**SHORT TASK**
Quote every line as written. Omit pictures.

**RECORD EXCERPTS**
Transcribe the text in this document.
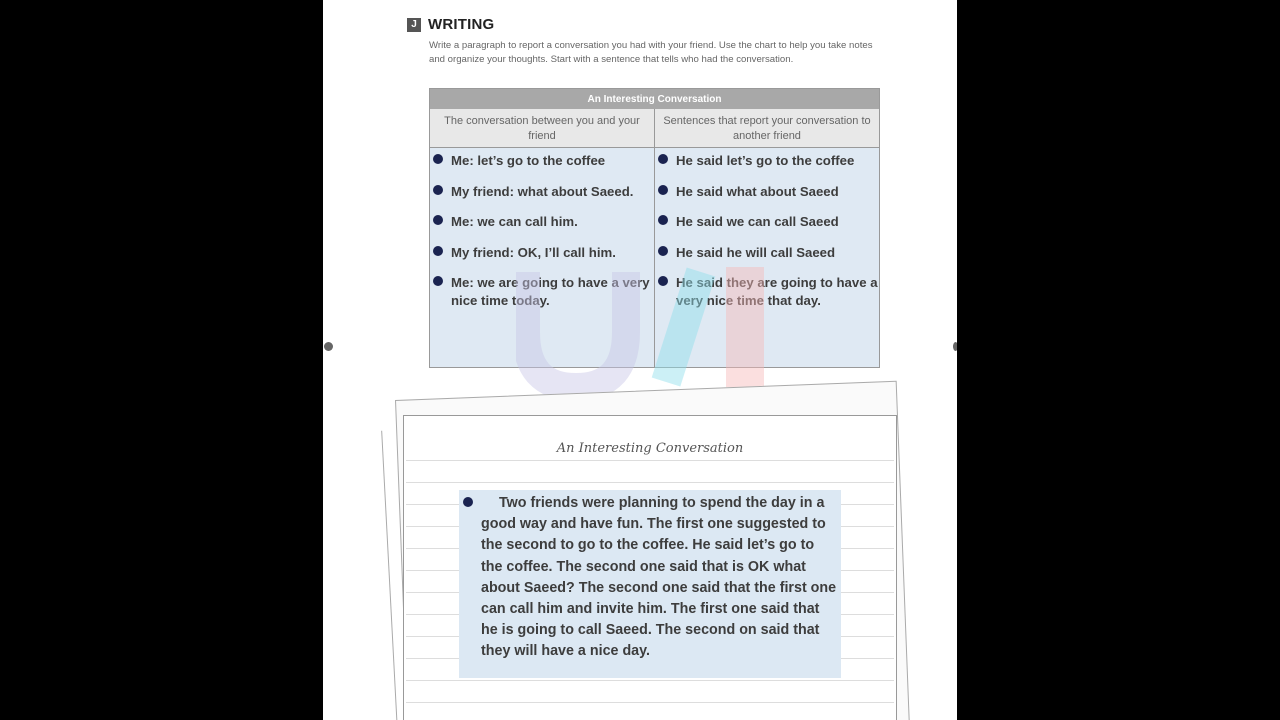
J WRITING
Write a paragraph to report a conversation you had with your friend. Use the chart to help you take notes and organize your thoughts. Start with a sentence that tells who had the conversation.
An Interesting Conversation
The conversation between you and your friend
Sentences that report your conversation to another friend
Me: let’s go to the coffee
My friend: what about Saeed.
Me: we can call him.
My friend: OK, I’ll call him.
Me: we are going to have a very nice time today.
He said let’s go to the coffee
He said what about Saeed
He said we can call Saeed
He said he will call Saeed
He said they are going to have a very nice time that day.
An Interesting Conversation
Two friends were planning to spend the day in a good way and have fun. The first one suggested to the second to go to the coffee. He said let’s go to the coffee. The second one said that is OK what about Saeed? The second one said that the first one can call him and invite him. The first one said that he is going to call Saeed. The second on said that they will have a nice day.
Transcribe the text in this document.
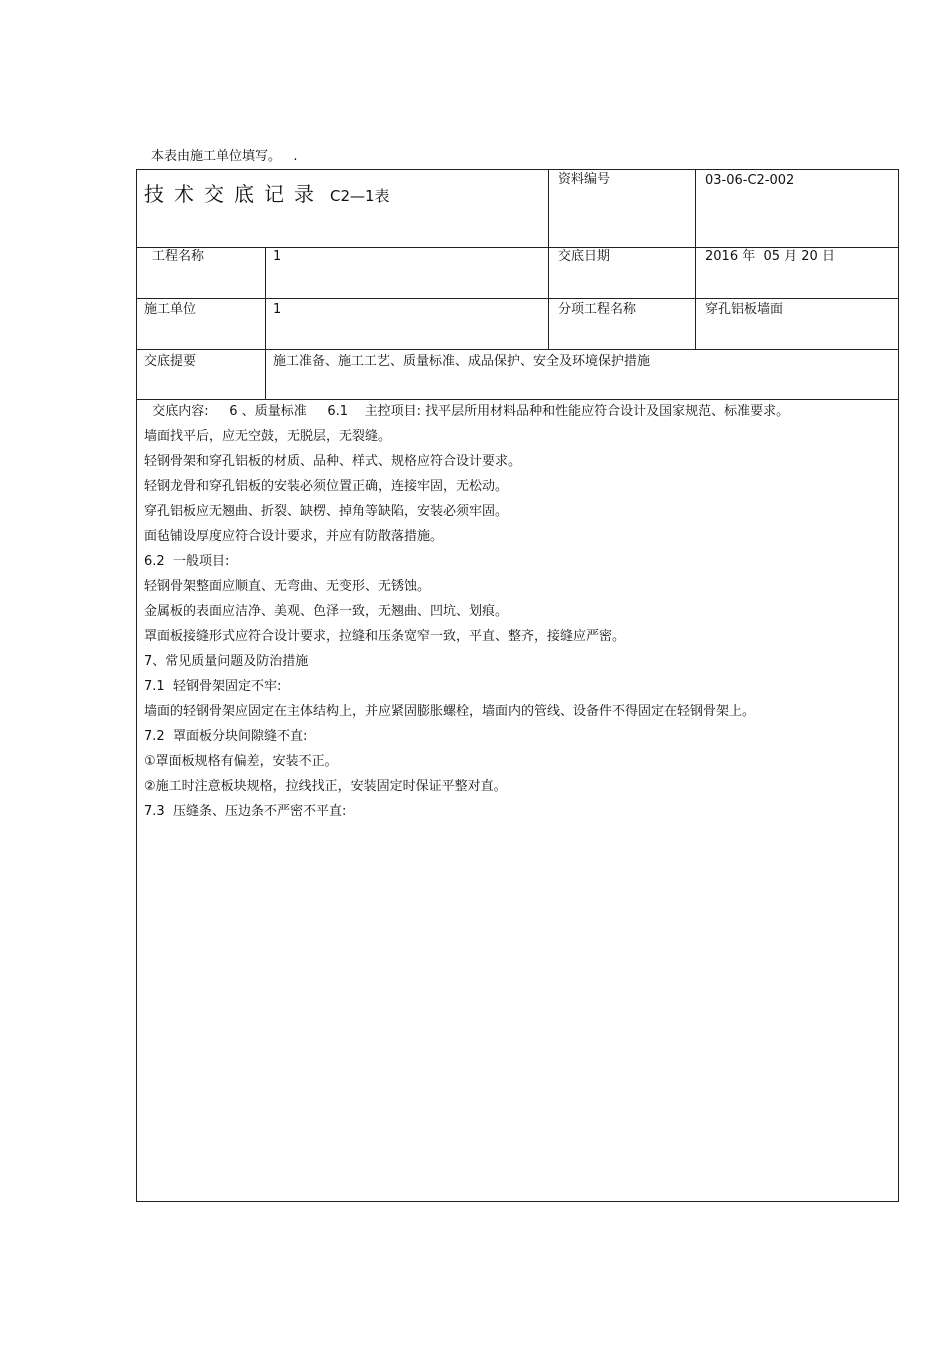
本表由施工单位填写。   .
技术交底记录 C2—1表
资料编号	03-06-C2-002
工程名称	1	交底日期	2016 年  05 月 20 日
施工单位	1	分项工程名称	穿孔铝板墙面
交底提要	施工准备、施工工艺、质量标准、成品保护、安全及环境保护措施
交底内容:     6 、质量标准     6.1    主控项目: 找平层所用材料品种和性能应符合设计及国家规范、标准要求。
墙面找平后，应无空鼓，无脱层，无裂缝。
轻钢骨架和穿孔铝板的材质、品种、样式、规格应符合设计要求。
轻钢龙骨和穿孔铝板的安装必须位置正确，连接牢固，无松动。
穿孔铝板应无翘曲、折裂、缺楞、掉角等缺陷，安装必须牢固。
面毡铺设厚度应符合设计要求，并应有防散落措施。
6.2  一般项目:
轻钢骨架整面应顺直、无弯曲、无变形、无锈蚀。
金属板的表面应洁净、美观、色泽一致，无翘曲、凹坑、划痕。
罩面板接缝形式应符合设计要求，拉缝和压条宽窄一致，平直、整齐，接缝应严密。
7、常见质量问题及防治措施
7.1  轻钢骨架固定不牢:
墙面的轻钢骨架应固定在主体结构上，并应紧固膨胀螺栓，墙面内的管线、设备件不得固定在轻钢骨架上。
7.2  罩面板分块间隙缝不直:
①罩面板规格有偏差，安装不正。
②施工时注意板块规格，拉线找正，安装固定时保证平整对直。
7.3  压缝条、压边条不严密不平直:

**THE OUTPUT**
Transcribe the text in this document.
J WRITING
Write a paragraph to report a conversation you had with your friend. Use the chart to help you take notes and organize your thoughts. Start with a sentence that tells who had the conversation.
An Interesting Conversation
The conversation between you and your friend
Sentences that report your conversation to another friend
Me: let’s go to the coffee
My friend: what about Saeed.
Me: we can call him.
My friend: OK, I’ll call him.
Me: we are going to have a very nice time today.
He said let’s go to the coffee
He said what about Saeed
He said we can call Saeed
He said he will call Saeed
He said they are going to have a very nice time that day.
An Interesting Conversation
Two friends were planning to spend the day in a good way and have fun. The first one suggested to the second to go to the coffee. He said let’s go to the coffee. The second one said that is OK what about Saeed? The second one said that the first one can call him and invite him. The first one said that he is going to call Saeed. The second on said that they will have a nice day.
Transcribe the text in this document.
本表由施工单位填写。   .
技术交底记录 C2—1表
资料编号	03-06-C2-002
工程名称	1	交底日期	2016 年  05 月 20 日
施工单位	1	分项工程名称	穿孔铝板墙面
交底提要	施工准备、施工工艺、质量标准、成品保护、安全及环境保护措施
交底内容:     6 、质量标准     6.1    主控项目: 找平层所用材料品种和性能应符合设计及国家规范、标准要求。
墙面找平后，应无空鼓，无脱层，无裂缝。
轻钢骨架和穿孔铝板的材质、品种、样式、规格应符合设计要求。
轻钢龙骨和穿孔铝板的安装必须位置正确，连接牢固，无松动。
穿孔铝板应无翘曲、折裂、缺楞、掉角等缺陷，安装必须牢固。
面毡铺设厚度应符合设计要求，并应有防散落措施。
6.2  一般项目:
轻钢骨架整面应顺直、无弯曲、无变形、无锈蚀。
金属板的表面应洁净、美观、色泽一致，无翘曲、凹坑、划痕。
罩面板接缝形式应符合设计要求，拉缝和压条宽窄一致，平直、整齐，接缝应严密。
7、常见质量问题及防治措施
7.1  轻钢骨架固定不牢:
墙面的轻钢骨架应固定在主体结构上，并应紧固膨胀螺栓，墙面内的管线、设备件不得固定在轻钢骨架上。
7.2  罩面板分块间隙缝不直:
①罩面板规格有偏差，安装不正。
②施工时注意板块规格，拉线找正，安装固定时保证平整对直。
7.3  压缝条、压边条不严密不平直:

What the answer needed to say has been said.